### WORK TO BE COMPLETED:
Track down each line that has the word "xlabel" and copy it.

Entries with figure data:
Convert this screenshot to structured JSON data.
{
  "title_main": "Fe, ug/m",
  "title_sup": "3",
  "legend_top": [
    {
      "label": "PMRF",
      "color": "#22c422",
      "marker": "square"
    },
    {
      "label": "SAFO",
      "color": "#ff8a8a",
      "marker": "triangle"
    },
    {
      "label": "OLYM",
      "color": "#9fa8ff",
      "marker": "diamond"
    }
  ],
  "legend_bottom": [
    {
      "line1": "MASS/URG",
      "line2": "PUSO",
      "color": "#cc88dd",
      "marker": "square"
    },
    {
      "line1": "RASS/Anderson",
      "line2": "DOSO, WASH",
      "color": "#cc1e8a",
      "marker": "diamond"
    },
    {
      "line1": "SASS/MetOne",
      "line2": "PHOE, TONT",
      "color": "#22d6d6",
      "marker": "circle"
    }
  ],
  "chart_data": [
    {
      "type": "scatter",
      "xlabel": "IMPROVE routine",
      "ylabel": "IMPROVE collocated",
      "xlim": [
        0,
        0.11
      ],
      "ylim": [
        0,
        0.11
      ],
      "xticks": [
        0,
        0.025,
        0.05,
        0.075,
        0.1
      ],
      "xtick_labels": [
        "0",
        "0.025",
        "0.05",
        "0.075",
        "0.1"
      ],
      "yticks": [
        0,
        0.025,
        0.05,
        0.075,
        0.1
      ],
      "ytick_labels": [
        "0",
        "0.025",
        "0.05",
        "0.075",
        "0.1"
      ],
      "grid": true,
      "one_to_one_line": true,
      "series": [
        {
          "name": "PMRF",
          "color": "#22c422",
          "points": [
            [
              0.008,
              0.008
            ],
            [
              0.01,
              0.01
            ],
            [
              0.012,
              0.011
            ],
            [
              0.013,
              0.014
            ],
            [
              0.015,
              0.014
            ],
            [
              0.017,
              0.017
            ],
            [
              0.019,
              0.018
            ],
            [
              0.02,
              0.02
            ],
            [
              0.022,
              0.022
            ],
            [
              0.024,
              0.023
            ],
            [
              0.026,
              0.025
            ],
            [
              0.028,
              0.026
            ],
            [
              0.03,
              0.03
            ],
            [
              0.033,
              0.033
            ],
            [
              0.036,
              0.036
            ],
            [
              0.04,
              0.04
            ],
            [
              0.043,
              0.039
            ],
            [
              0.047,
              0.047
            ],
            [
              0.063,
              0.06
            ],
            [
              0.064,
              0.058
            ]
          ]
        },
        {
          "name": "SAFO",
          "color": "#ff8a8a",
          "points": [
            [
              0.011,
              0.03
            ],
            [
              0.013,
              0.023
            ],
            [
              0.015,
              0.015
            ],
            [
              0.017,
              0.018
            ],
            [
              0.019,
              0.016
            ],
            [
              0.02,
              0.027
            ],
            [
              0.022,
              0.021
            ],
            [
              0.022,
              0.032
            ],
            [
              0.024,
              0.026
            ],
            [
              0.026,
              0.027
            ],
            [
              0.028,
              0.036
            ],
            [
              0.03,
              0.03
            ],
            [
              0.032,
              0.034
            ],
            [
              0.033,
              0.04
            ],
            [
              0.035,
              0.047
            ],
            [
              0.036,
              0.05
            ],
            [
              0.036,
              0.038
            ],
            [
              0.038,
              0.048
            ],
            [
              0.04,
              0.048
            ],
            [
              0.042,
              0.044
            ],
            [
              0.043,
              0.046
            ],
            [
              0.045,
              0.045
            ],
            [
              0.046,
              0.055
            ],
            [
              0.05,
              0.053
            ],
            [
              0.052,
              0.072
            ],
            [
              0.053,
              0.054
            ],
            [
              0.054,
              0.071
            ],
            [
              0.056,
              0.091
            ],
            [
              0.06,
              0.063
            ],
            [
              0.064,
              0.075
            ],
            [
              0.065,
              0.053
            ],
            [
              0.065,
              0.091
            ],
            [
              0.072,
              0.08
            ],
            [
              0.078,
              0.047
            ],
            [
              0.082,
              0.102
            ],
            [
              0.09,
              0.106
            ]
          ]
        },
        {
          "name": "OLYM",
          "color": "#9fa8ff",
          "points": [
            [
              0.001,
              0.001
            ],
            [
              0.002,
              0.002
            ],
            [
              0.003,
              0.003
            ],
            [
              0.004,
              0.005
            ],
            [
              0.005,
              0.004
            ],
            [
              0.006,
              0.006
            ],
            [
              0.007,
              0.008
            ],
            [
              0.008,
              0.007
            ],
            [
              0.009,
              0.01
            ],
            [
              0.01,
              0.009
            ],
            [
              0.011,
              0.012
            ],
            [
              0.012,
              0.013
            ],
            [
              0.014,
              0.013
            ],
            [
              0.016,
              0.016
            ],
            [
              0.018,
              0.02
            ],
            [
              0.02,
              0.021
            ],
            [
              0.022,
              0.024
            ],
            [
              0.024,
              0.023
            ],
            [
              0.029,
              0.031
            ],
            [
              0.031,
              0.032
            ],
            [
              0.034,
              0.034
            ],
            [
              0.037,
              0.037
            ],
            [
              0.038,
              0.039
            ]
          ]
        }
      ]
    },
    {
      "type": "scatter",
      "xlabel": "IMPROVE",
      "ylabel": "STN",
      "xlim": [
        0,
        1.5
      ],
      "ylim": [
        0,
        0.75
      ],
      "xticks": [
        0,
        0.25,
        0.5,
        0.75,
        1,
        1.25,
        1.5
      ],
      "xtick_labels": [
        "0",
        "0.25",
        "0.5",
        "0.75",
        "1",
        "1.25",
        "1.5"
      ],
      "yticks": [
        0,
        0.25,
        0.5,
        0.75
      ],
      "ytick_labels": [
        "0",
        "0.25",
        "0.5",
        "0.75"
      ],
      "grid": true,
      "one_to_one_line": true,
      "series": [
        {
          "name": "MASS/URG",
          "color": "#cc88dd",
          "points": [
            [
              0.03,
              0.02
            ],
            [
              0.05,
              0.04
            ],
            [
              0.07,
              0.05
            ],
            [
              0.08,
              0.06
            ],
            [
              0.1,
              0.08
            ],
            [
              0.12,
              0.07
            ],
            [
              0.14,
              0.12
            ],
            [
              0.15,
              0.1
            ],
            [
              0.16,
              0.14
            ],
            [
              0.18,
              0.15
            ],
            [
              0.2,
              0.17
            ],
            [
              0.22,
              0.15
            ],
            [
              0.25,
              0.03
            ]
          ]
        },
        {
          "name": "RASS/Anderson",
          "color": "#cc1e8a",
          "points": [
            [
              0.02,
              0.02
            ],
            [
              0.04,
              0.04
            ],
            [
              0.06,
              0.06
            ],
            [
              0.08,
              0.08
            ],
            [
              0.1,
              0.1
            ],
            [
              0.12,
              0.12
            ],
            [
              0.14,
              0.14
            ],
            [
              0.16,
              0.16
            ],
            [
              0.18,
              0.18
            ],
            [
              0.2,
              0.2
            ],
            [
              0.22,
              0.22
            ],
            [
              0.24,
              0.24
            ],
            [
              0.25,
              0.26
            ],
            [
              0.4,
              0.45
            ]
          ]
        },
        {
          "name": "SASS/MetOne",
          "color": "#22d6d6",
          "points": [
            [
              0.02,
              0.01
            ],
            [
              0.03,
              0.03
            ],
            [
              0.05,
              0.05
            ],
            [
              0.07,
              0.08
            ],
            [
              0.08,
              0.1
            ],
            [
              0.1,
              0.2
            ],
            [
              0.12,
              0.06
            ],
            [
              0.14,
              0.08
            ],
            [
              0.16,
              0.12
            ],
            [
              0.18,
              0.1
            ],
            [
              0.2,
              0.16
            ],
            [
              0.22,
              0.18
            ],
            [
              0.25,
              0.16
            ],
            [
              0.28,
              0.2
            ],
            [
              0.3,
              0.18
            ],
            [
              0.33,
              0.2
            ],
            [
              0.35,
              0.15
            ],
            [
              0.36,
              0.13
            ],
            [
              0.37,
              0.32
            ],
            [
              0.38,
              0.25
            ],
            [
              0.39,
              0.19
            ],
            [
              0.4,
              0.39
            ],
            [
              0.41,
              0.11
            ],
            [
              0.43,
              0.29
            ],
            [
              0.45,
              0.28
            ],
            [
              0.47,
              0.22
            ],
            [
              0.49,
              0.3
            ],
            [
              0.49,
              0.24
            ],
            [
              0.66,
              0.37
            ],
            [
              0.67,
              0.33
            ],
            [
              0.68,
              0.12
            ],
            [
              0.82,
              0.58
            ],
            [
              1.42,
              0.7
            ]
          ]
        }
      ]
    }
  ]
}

### SOLVED EXERCISE:
      "xlabel": "IMPROVE routine",
      "xlabel": "IMPROVE",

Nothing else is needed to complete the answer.